(Exercise): Reproduce the rows below word for word, leaving out the pictures.

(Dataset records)
┌──
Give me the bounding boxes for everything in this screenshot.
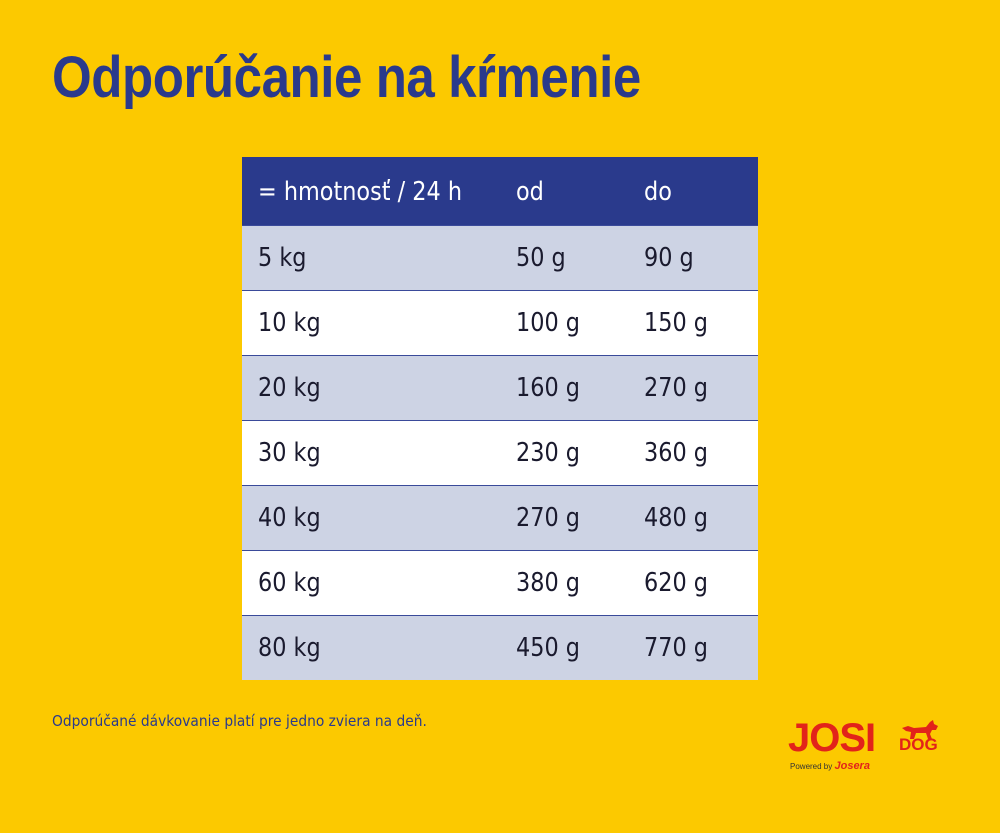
table-row: 80 kg 450 g 770 g (242, 615, 758, 680)
logo-main-text: JOSI (788, 716, 876, 760)
table-row: 60 kg 380 g 620 g (242, 550, 758, 615)
cell-to: 480 g (644, 503, 708, 533)
cell-to: 270 g (644, 373, 708, 403)
logo-powered-by: Powered by Josera (790, 760, 870, 772)
cell-to: 90 g (644, 243, 694, 273)
table-row: 40 kg 270 g 480 g (242, 485, 758, 550)
cell-from: 50 g (516, 243, 566, 273)
cell-to: 620 g (644, 568, 708, 598)
cell-from: 230 g (516, 438, 580, 468)
cell-to: 150 g (644, 308, 708, 338)
cell-weight: 30 kg (258, 438, 321, 468)
table-row: 30 kg 230 g 360 g (242, 420, 758, 485)
josera-brand: Josera (834, 760, 870, 772)
cell-from: 160 g (516, 373, 580, 403)
cell-weight: 80 kg (258, 633, 321, 663)
cell-to: 770 g (644, 633, 708, 663)
cell-to: 360 g (644, 438, 708, 468)
cell-weight: 60 kg (258, 568, 321, 598)
cell-weight: 10 kg (258, 308, 321, 338)
cell-from: 100 g (516, 308, 580, 338)
feeding-table: = hmotnosť / 24 h od do 5 kg 50 g 90 g 1… (242, 157, 758, 680)
page-title: Odporúčanie na kŕmenie (52, 45, 641, 110)
header-to: do (644, 177, 672, 207)
table-header: = hmotnosť / 24 h od do (242, 157, 758, 225)
table-row: 5 kg 50 g 90 g (242, 225, 758, 290)
cell-from: 270 g (516, 503, 580, 533)
powered-by-label: Powered by (790, 762, 833, 771)
table-row: 20 kg 160 g 270 g (242, 355, 758, 420)
header-from: od (516, 177, 544, 207)
josidog-logo: JOSI DOG Powered by Josera (788, 716, 948, 776)
dosage-note: Odporúčané dávkovanie platí pre jedno zv… (52, 712, 427, 730)
table-row: 10 kg 100 g 150 g (242, 290, 758, 355)
cell-from: 380 g (516, 568, 580, 598)
dog-icon (902, 720, 938, 739)
cell-weight: 40 kg (258, 503, 321, 533)
logo-sub-text: DOG (899, 735, 938, 754)
cell-weight: 5 kg (258, 243, 307, 273)
cell-from: 450 g (516, 633, 580, 663)
header-weight: = hmotnosť / 24 h (258, 177, 462, 207)
cell-weight: 20 kg (258, 373, 321, 403)
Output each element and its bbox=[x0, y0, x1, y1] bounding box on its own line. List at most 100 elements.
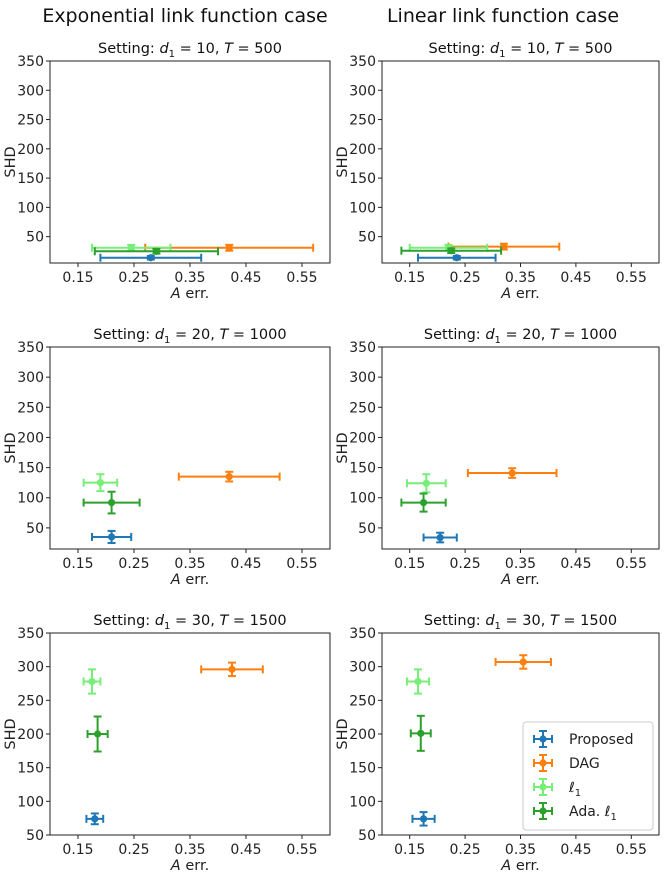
└──
(Answer to the exercise):
Give me the bounding boxes for everything in this screenshot.
table-row: 80 kg 450 g 770 g (242, 615, 758, 680)
logo-main-text: JOSI (788, 716, 876, 760)
table-row: 60 kg 380 g 620 g (242, 550, 758, 615)
cell-to: 480 g (644, 503, 708, 533)
cell-to: 270 g (644, 373, 708, 403)
logo-powered-by: Powered by Josera (790, 760, 870, 772)
cell-to: 90 g (644, 243, 694, 273)
table-row: 40 kg 270 g 480 g (242, 485, 758, 550)
cell-from: 50 g (516, 243, 566, 273)
cell-to: 620 g (644, 568, 708, 598)
cell-from: 230 g (516, 438, 580, 468)
cell-to: 150 g (644, 308, 708, 338)
cell-weight: 30 kg (258, 438, 321, 468)
table-row: 30 kg 230 g 360 g (242, 420, 758, 485)
josera-brand: Josera (834, 760, 870, 772)
cell-from: 160 g (516, 373, 580, 403)
cell-weight: 80 kg (258, 633, 321, 663)
cell-to: 770 g (644, 633, 708, 663)
cell-to: 360 g (644, 438, 708, 468)
cell-weight: 60 kg (258, 568, 321, 598)
cell-weight: 10 kg (258, 308, 321, 338)
cell-from: 100 g (516, 308, 580, 338)
feeding-table: = hmotnosť / 24 h od do 5 kg 50 g 90 g 1… (242, 157, 758, 680)
page-title: Odporúčanie na kŕmenie (52, 45, 641, 110)
header-to: do (644, 177, 672, 207)
table-header: = hmotnosť / 24 h od do (242, 157, 758, 225)
table-row: 5 kg 50 g 90 g (242, 225, 758, 290)
cell-from: 270 g (516, 503, 580, 533)
powered-by-label: Powered by (790, 762, 833, 771)
table-row: 20 kg 160 g 270 g (242, 355, 758, 420)
header-from: od (516, 177, 544, 207)
josidog-logo: JOSI DOG Powered by Josera (788, 716, 948, 776)
dosage-note: Odporúčané dávkovanie platí pre jedno zv… (52, 712, 427, 730)
table-row: 10 kg 100 g 150 g (242, 290, 758, 355)
cell-from: 380 g (516, 568, 580, 598)
dog-icon (902, 720, 938, 739)
cell-weight: 40 kg (258, 503, 321, 533)
logo-sub-text: DOG (899, 735, 938, 754)
cell-weight: 5 kg (258, 243, 307, 273)
cell-from: 450 g (516, 633, 580, 663)
header-weight: = hmotnosť / 24 h (258, 177, 462, 207)
cell-weight: 20 kg (258, 373, 321, 403)
Output each element and its bbox=[x0, y0, x1, y1] bounding box on its own line. List at most 100 elements.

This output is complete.